#### DATA ROWS

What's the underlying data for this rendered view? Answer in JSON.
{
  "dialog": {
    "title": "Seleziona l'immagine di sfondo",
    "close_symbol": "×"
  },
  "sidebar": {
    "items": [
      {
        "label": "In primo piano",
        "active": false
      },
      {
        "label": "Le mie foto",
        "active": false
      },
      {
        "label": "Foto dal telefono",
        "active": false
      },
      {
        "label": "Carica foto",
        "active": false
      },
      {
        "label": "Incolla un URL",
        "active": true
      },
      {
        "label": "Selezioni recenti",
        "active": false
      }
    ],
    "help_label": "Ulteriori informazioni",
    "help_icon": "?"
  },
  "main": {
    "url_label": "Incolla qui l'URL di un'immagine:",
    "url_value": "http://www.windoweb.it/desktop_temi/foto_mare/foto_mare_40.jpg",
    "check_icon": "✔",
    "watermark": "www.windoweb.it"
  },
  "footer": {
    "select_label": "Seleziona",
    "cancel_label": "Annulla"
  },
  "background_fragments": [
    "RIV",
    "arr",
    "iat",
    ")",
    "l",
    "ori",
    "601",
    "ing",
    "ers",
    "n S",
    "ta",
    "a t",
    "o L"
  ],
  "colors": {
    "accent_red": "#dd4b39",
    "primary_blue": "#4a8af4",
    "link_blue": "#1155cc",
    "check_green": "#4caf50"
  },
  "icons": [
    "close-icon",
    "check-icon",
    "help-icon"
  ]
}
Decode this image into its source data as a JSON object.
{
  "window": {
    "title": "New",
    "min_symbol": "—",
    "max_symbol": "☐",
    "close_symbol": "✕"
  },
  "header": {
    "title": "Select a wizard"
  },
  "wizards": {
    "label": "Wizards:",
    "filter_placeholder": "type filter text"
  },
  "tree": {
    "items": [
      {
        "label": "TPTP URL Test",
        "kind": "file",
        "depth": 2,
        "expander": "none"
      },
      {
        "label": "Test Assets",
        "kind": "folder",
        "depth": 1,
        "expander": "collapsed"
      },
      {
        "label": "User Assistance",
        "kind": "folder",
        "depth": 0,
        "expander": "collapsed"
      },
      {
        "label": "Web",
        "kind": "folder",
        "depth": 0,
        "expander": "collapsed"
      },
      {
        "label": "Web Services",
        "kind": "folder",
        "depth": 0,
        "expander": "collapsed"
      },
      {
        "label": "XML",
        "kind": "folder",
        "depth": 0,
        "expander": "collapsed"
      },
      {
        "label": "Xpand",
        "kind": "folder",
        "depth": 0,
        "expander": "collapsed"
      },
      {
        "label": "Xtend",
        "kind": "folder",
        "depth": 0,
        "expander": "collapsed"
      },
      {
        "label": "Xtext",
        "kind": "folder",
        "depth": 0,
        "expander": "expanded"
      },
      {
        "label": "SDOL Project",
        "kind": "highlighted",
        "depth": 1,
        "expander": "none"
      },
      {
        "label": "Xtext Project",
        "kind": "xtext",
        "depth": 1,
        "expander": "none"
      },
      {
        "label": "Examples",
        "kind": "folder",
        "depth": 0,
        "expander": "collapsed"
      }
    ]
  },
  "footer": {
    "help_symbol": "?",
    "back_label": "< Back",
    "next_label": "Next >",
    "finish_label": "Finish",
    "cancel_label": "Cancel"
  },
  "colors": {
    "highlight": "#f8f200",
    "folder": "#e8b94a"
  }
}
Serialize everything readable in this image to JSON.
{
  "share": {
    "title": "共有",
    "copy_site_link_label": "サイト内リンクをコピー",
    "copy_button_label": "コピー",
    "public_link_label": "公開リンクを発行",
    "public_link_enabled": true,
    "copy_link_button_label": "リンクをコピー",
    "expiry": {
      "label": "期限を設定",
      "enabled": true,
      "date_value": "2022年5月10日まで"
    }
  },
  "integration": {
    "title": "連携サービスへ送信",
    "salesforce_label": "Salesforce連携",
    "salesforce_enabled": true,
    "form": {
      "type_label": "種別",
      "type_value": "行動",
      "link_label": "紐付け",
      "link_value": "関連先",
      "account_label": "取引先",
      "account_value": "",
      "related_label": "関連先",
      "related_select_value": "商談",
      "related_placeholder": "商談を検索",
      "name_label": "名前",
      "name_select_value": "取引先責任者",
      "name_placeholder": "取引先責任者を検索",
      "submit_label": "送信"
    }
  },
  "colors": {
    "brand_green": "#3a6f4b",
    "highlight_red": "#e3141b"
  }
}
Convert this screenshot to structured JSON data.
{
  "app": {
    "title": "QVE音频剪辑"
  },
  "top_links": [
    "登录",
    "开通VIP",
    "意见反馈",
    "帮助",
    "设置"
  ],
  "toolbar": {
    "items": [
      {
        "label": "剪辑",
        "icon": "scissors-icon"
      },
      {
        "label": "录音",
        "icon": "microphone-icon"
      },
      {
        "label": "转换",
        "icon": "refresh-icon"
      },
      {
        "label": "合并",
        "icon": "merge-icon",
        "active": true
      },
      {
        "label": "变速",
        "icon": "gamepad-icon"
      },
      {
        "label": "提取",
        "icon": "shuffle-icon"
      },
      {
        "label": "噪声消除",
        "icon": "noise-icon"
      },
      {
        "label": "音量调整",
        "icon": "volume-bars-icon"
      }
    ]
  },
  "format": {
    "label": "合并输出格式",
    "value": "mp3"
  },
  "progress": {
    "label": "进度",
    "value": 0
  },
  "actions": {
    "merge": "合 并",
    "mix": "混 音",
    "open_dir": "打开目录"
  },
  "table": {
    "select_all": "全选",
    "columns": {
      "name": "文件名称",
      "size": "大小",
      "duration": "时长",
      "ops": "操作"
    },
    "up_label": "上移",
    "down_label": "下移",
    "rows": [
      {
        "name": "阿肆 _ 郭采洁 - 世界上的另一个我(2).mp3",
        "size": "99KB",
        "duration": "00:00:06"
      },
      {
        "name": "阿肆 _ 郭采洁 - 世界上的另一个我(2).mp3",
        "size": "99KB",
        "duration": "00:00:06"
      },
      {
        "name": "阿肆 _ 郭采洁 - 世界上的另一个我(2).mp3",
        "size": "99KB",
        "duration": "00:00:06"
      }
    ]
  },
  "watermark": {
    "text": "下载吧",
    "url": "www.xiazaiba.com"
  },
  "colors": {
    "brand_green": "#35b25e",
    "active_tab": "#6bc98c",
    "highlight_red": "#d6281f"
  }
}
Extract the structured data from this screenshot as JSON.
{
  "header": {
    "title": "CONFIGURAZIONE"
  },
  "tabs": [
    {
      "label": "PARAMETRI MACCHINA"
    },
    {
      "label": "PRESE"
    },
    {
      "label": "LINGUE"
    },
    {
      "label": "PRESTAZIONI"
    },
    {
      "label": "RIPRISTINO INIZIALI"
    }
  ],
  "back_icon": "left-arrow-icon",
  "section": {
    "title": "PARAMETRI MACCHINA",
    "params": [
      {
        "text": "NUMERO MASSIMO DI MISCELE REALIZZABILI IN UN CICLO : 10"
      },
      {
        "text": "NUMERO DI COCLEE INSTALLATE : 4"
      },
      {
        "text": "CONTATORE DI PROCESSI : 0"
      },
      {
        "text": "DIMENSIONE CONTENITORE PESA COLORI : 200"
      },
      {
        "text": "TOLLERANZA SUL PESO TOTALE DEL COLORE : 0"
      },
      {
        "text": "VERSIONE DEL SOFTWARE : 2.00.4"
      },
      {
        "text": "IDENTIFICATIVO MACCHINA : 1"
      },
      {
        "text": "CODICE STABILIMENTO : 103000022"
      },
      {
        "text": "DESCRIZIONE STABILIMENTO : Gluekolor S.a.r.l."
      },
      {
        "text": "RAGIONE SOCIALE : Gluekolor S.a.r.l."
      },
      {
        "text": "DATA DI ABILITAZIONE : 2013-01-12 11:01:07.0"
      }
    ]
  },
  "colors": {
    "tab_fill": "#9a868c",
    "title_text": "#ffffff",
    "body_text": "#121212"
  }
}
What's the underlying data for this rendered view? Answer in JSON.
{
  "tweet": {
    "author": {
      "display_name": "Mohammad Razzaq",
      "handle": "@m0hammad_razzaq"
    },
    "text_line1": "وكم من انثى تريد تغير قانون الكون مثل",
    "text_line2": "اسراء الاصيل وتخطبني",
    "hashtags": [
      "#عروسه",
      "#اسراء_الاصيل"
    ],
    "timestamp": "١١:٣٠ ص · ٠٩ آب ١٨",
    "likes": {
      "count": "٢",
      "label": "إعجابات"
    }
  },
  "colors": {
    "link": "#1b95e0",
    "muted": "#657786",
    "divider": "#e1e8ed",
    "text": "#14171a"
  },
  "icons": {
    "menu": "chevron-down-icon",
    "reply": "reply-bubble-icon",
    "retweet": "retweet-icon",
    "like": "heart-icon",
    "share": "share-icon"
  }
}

########

List each line holding the string "Project".

TASK SOLUTION ->
        "label": "SDOL Project",
        "label": "Xtext Project",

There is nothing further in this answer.